*The task*
Check each line of the records for "linestyle"; collect those that have it.

*Records supplied*
·····

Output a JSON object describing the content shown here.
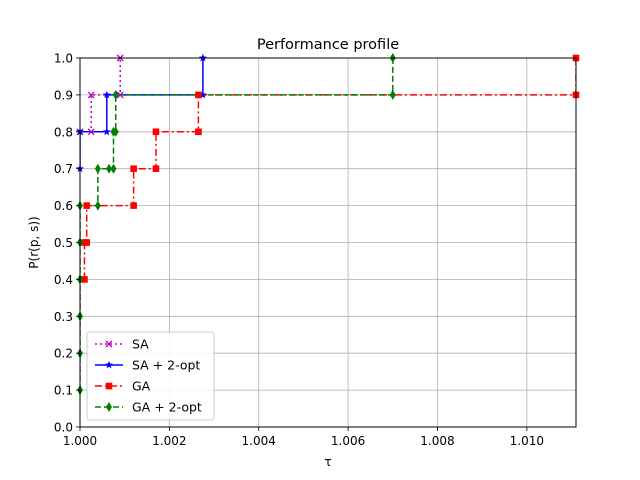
{
  "chart_data": {
    "type": "line",
    "title": "Performance profile",
    "xlabel": "τ",
    "ylabel": "P(r(p, s))",
    "xlim": [
      1.0,
      1.0111
    ],
    "ylim": [
      0.0,
      1.0
    ],
    "xticks": [
      "1.000",
      "1.002",
      "1.004",
      "1.006",
      "1.008",
      "1.010"
    ],
    "yticks": [
      "0.0",
      "0.1",
      "0.2",
      "0.3",
      "0.4",
      "0.5",
      "0.6",
      "0.7",
      "0.8",
      "0.9",
      "1.0"
    ],
    "grid": true,
    "legend_position": "lower-left",
    "series": [
      {
        "name": "SA",
        "color": "#bf00bf",
        "linestyle": "dotted",
        "marker": "x",
        "points": [
          [
            1.0,
            0.8
          ],
          [
            1.00025,
            0.8
          ],
          [
            1.00025,
            0.9
          ],
          [
            1.0009,
            0.9
          ],
          [
            1.0009,
            1.0
          ]
        ]
      },
      {
        "name": "SA + 2-opt",
        "color": "#0000ff",
        "linestyle": "solid",
        "marker": "star",
        "points": [
          [
            1.0,
            0.7
          ],
          [
            1.0,
            0.8
          ],
          [
            1.0006,
            0.8
          ],
          [
            1.0006,
            0.9
          ],
          [
            1.00275,
            0.9
          ],
          [
            1.00275,
            1.0
          ]
        ]
      },
      {
        "name": "GA",
        "color": "#ff0000",
        "linestyle": "dashdot",
        "marker": "square",
        "points": [
          [
            1.0001,
            0.4
          ],
          [
            1.0001,
            0.5
          ],
          [
            1.00015,
            0.5
          ],
          [
            1.00015,
            0.6
          ],
          [
            1.0012,
            0.6
          ],
          [
            1.0012,
            0.7
          ],
          [
            1.0017,
            0.7
          ],
          [
            1.0017,
            0.8
          ],
          [
            1.00265,
            0.8
          ],
          [
            1.00265,
            0.9
          ],
          [
            1.0111,
            0.9
          ],
          [
            1.0111,
            1.0
          ]
        ]
      },
      {
        "name": "GA + 2-opt",
        "color": "#008000",
        "linestyle": "dashed",
        "marker": "diamond",
        "points": [
          [
            1.0,
            0.1
          ],
          [
            1.0,
            0.2
          ],
          [
            1.0,
            0.3
          ],
          [
            1.0,
            0.4
          ],
          [
            1.0,
            0.5
          ],
          [
            1.0,
            0.6
          ],
          [
            1.0004,
            0.6
          ],
          [
            1.0004,
            0.7
          ],
          [
            1.00065,
            0.7
          ],
          [
            1.00075,
            0.7
          ],
          [
            1.00075,
            0.8
          ],
          [
            1.0008,
            0.8
          ],
          [
            1.0008,
            0.9
          ],
          [
            1.007,
            0.9
          ],
          [
            1.007,
            1.0
          ]
        ]
      }
    ]
  }
}
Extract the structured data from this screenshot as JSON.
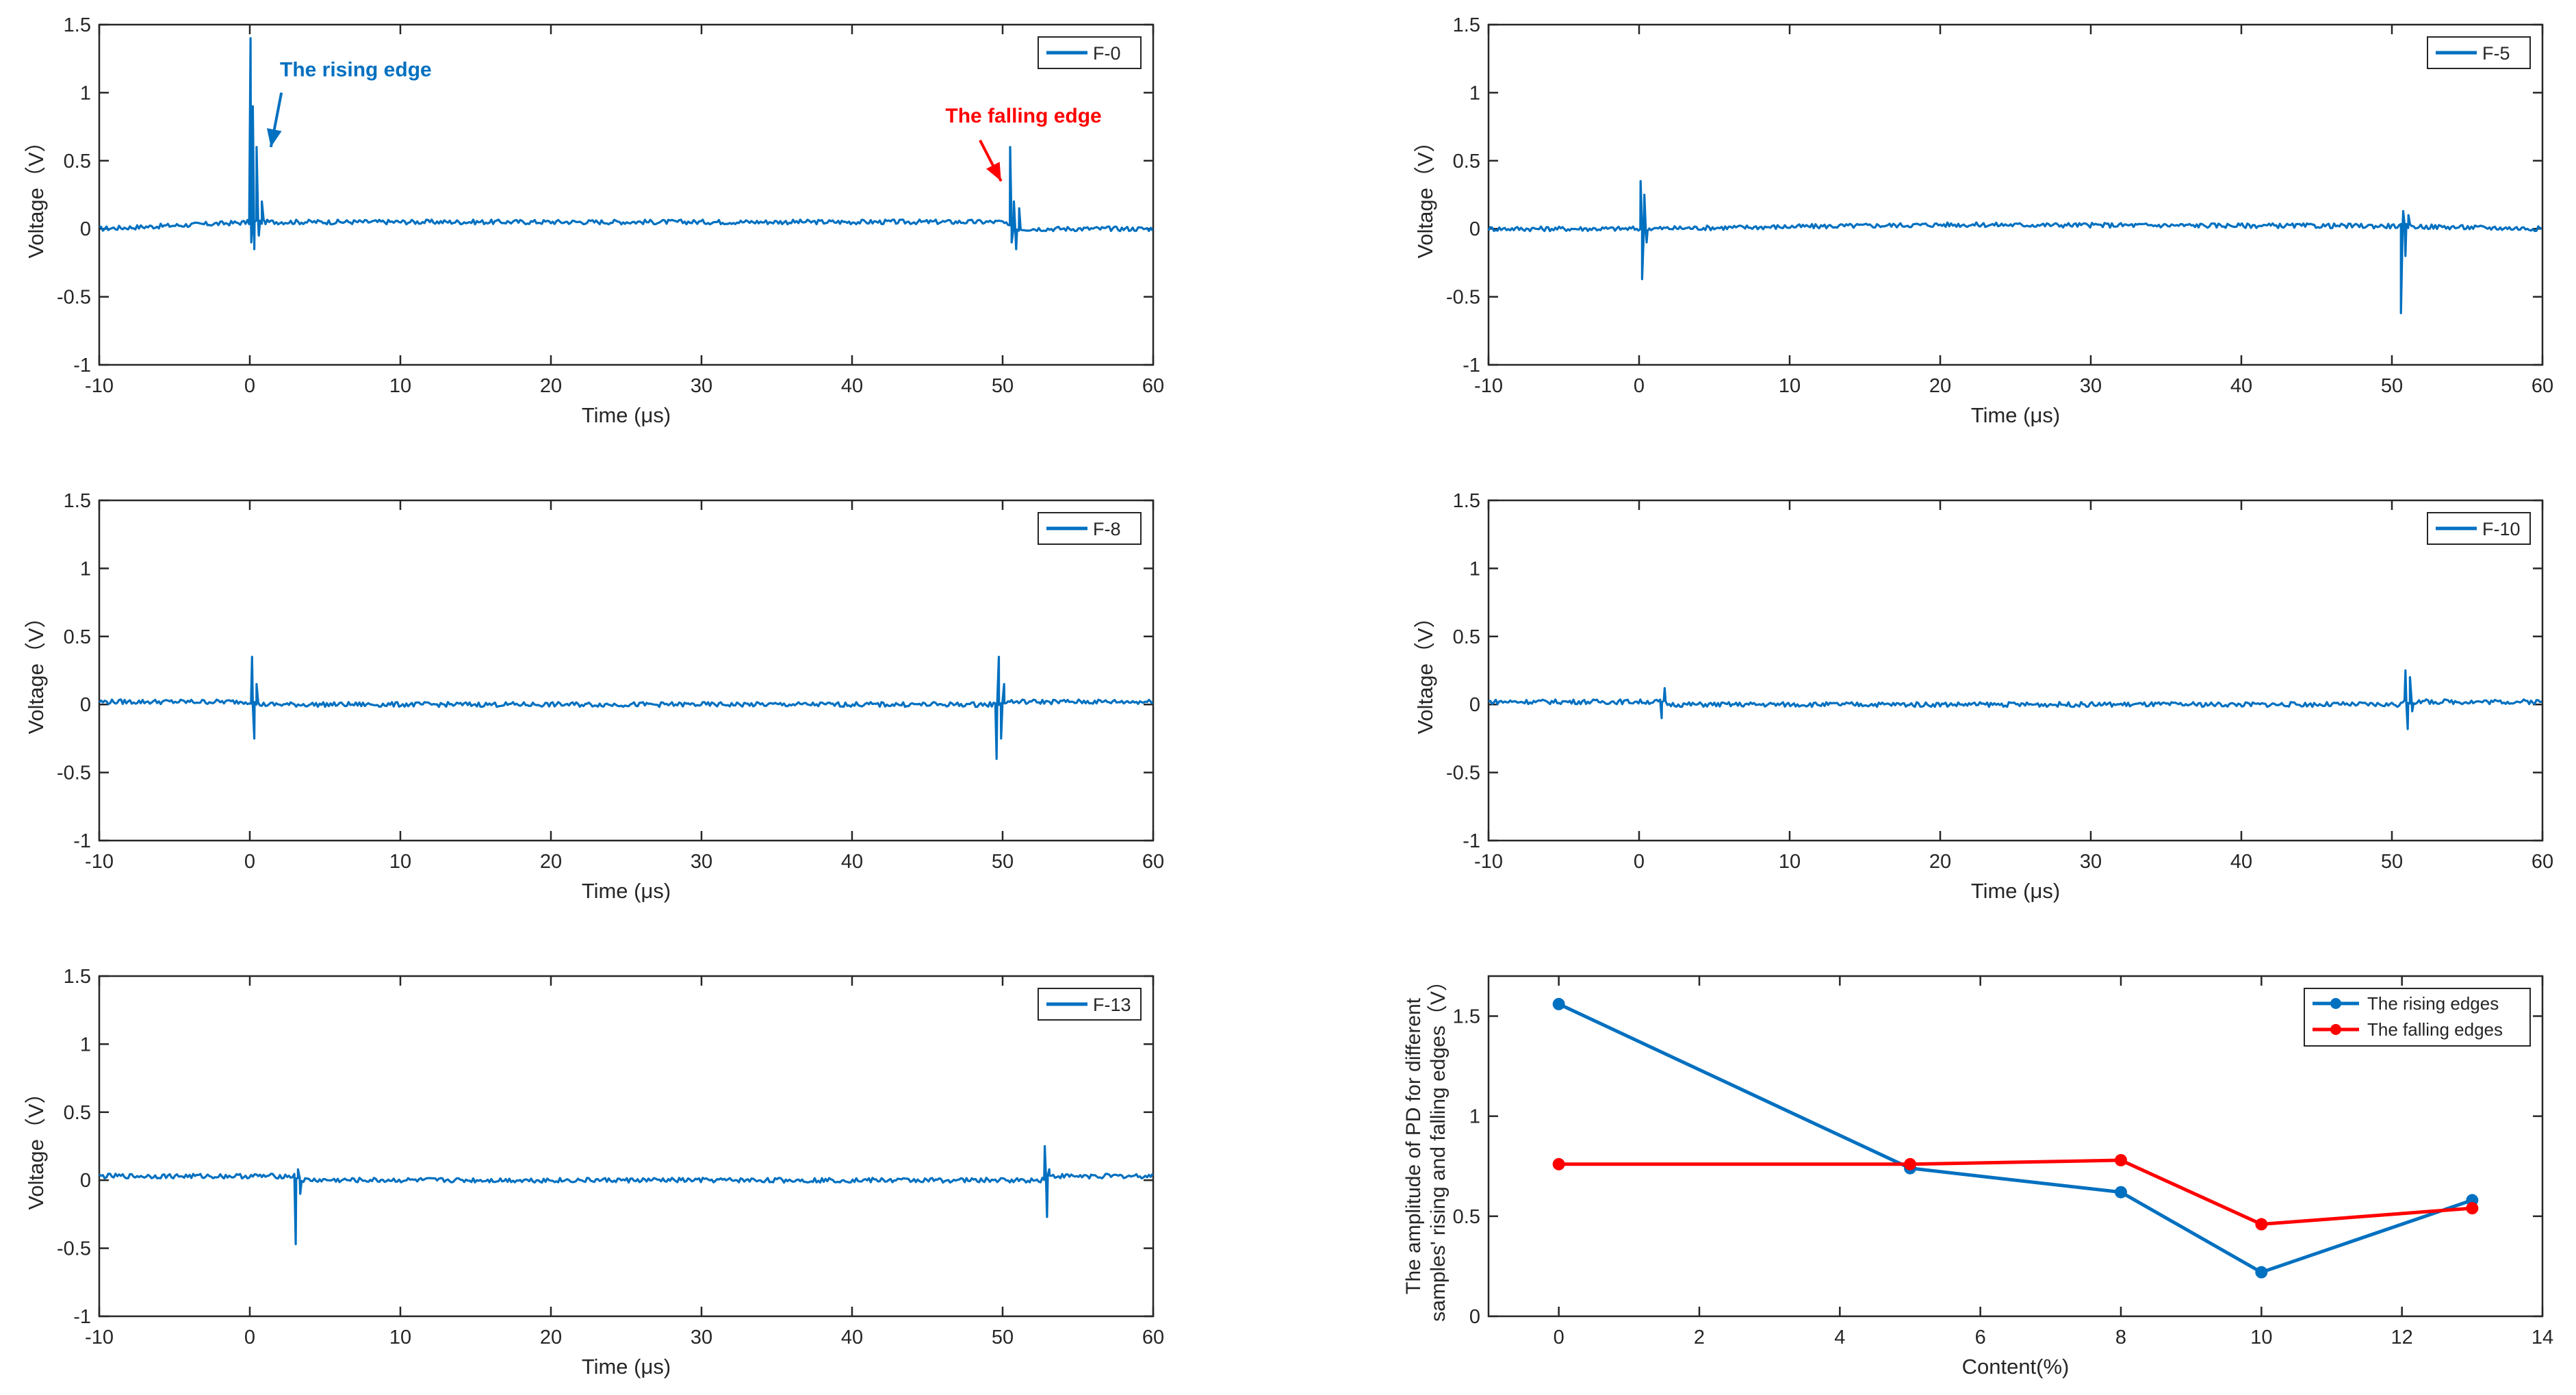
{
  "waveforms": [
    {
      "legend": "F-0",
      "xlabel": "Time (μs)",
      "ylabel": "Voltage（V）",
      "xlim": [
        -10,
        60
      ],
      "ylim": [
        -1,
        1.5
      ],
      "xticks": [
        -10,
        0,
        10,
        20,
        30,
        40,
        50,
        60
      ],
      "yticks": [
        -1,
        -0.5,
        0,
        0.5,
        1,
        1.5
      ],
      "baseline_segments": [
        [
          -10,
          0.0
        ],
        [
          0.5,
          0.05
        ],
        [
          50,
          0.05
        ],
        [
          50.6,
          0.0
        ],
        [
          60,
          0.0
        ]
      ],
      "spikes": [
        [
          0.05,
          1.4
        ],
        [
          0.1,
          -0.1
        ],
        [
          0.2,
          0.9
        ],
        [
          0.3,
          -0.15
        ],
        [
          0.45,
          0.6
        ],
        [
          0.6,
          -0.05
        ],
        [
          0.8,
          0.2
        ],
        [
          1.0,
          0.05
        ],
        [
          50.5,
          0.6
        ],
        [
          50.6,
          -0.1
        ],
        [
          50.75,
          0.2
        ],
        [
          50.9,
          -0.15
        ],
        [
          51.1,
          0.15
        ]
      ],
      "annotations": [
        {
          "text": "The rising edge",
          "color": "#0070c0",
          "x": 2,
          "y": 1.12,
          "arrow_from": [
            2.1,
            1.0
          ],
          "arrow_to": [
            1.4,
            0.6
          ]
        },
        {
          "text": "The falling edge",
          "color": "#ff0000",
          "x": 46.2,
          "y": 0.78,
          "arrow_from": [
            48.5,
            0.65
          ],
          "arrow_to": [
            49.9,
            0.35
          ]
        }
      ]
    },
    {
      "legend": "F-5",
      "xlabel": "Time (μs)",
      "ylabel": "Voltage（V）",
      "xlim": [
        -10,
        60
      ],
      "ylim": [
        -1,
        1.5
      ],
      "xticks": [
        -10,
        0,
        10,
        20,
        30,
        40,
        50,
        60
      ],
      "yticks": [
        -1,
        -0.5,
        0,
        0.5,
        1,
        1.5
      ],
      "baseline_segments": [
        [
          -10,
          0.0
        ],
        [
          0,
          0.0
        ],
        [
          20,
          0.03
        ],
        [
          50,
          0.02
        ],
        [
          60,
          0.0
        ]
      ],
      "spikes": [
        [
          0.1,
          0.35
        ],
        [
          0.2,
          -0.37
        ],
        [
          0.35,
          0.25
        ],
        [
          0.5,
          -0.1
        ],
        [
          50.6,
          -0.62
        ],
        [
          50.75,
          0.13
        ],
        [
          50.9,
          -0.2
        ],
        [
          51.1,
          0.1
        ]
      ],
      "annotations": []
    },
    {
      "legend": "F-8",
      "xlabel": "Time (μs)",
      "ylabel": "Voltage（V）",
      "xlim": [
        -10,
        60
      ],
      "ylim": [
        -1,
        1.5
      ],
      "xticks": [
        -10,
        0,
        10,
        20,
        30,
        40,
        50,
        60
      ],
      "yticks": [
        -1,
        -0.5,
        0,
        0.5,
        1,
        1.5
      ],
      "baseline_segments": [
        [
          -10,
          0.02
        ],
        [
          0,
          0.02
        ],
        [
          0.6,
          0.0
        ],
        [
          49.5,
          0.0
        ],
        [
          50,
          0.02
        ],
        [
          60,
          0.02
        ]
      ],
      "spikes": [
        [
          0.15,
          0.35
        ],
        [
          0.3,
          -0.25
        ],
        [
          0.45,
          0.15
        ],
        [
          49.6,
          -0.4
        ],
        [
          49.75,
          0.35
        ],
        [
          49.9,
          -0.25
        ],
        [
          50.1,
          0.15
        ]
      ],
      "annotations": []
    },
    {
      "legend": "F-10",
      "xlabel": "Time (μs)",
      "ylabel": "Voltage（V）",
      "xlim": [
        -10,
        60
      ],
      "ylim": [
        -1,
        1.5
      ],
      "xticks": [
        -10,
        0,
        10,
        20,
        30,
        40,
        50,
        60
      ],
      "yticks": [
        -1,
        -0.5,
        0,
        0.5,
        1,
        1.5
      ],
      "baseline_segments": [
        [
          -10,
          0.02
        ],
        [
          1.5,
          0.02
        ],
        [
          2,
          0.0
        ],
        [
          50.5,
          0.0
        ],
        [
          51,
          0.02
        ],
        [
          60,
          0.02
        ]
      ],
      "spikes": [
        [
          1.5,
          -0.1
        ],
        [
          1.7,
          0.12
        ],
        [
          50.9,
          0.25
        ],
        [
          51.05,
          -0.18
        ],
        [
          51.2,
          0.2
        ],
        [
          51.35,
          -0.05
        ]
      ],
      "annotations": []
    },
    {
      "legend": "F-13",
      "xlabel": "Time (μs)",
      "ylabel": "Voltage（V）",
      "xlim": [
        -10,
        60
      ],
      "ylim": [
        -1,
        1.5
      ],
      "xticks": [
        -10,
        0,
        10,
        20,
        30,
        40,
        50,
        60
      ],
      "yticks": [
        -1,
        -0.5,
        0,
        0.5,
        1,
        1.5
      ],
      "baseline_segments": [
        [
          -10,
          0.03
        ],
        [
          3,
          0.03
        ],
        [
          3.5,
          0.0
        ],
        [
          52.5,
          0.0
        ],
        [
          53,
          0.03
        ],
        [
          60,
          0.03
        ]
      ],
      "spikes": [
        [
          3.05,
          -0.47
        ],
        [
          3.2,
          0.08
        ],
        [
          3.35,
          -0.1
        ],
        [
          52.8,
          0.25
        ],
        [
          52.95,
          -0.27
        ],
        [
          53.1,
          0.08
        ]
      ],
      "annotations": []
    }
  ],
  "chart_data": {
    "type": "line",
    "xlabel": "Content(%)",
    "ylabel": "The amplitude of PD for different samples' rising and falling edges（V）",
    "xlim": [
      -1,
      14
    ],
    "ylim": [
      0,
      1.7
    ],
    "xticks": [
      0,
      2,
      4,
      6,
      8,
      10,
      12,
      14
    ],
    "yticks": [
      0,
      0.5,
      1,
      1.5
    ],
    "x": [
      0,
      5,
      8,
      10,
      13
    ],
    "series": [
      {
        "name": "The rising edges",
        "values": [
          1.56,
          0.74,
          0.62,
          0.22,
          0.58
        ],
        "color": "#0070c0"
      },
      {
        "name": "The falling edges",
        "values": [
          0.76,
          0.76,
          0.78,
          0.46,
          0.54
        ],
        "color": "#ff0000"
      }
    ],
    "legend_position": "top-right",
    "grid": false
  },
  "colors": {
    "waveform": "#0070c0",
    "rising": "#0070c0",
    "falling": "#ff0000",
    "axis": "#262626"
  }
}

·····

*Answer to the task*
        "linestyle": "dotted",
        "linestyle": "solid",
        "linestyle": "dashdot",
        "linestyle": "dashed",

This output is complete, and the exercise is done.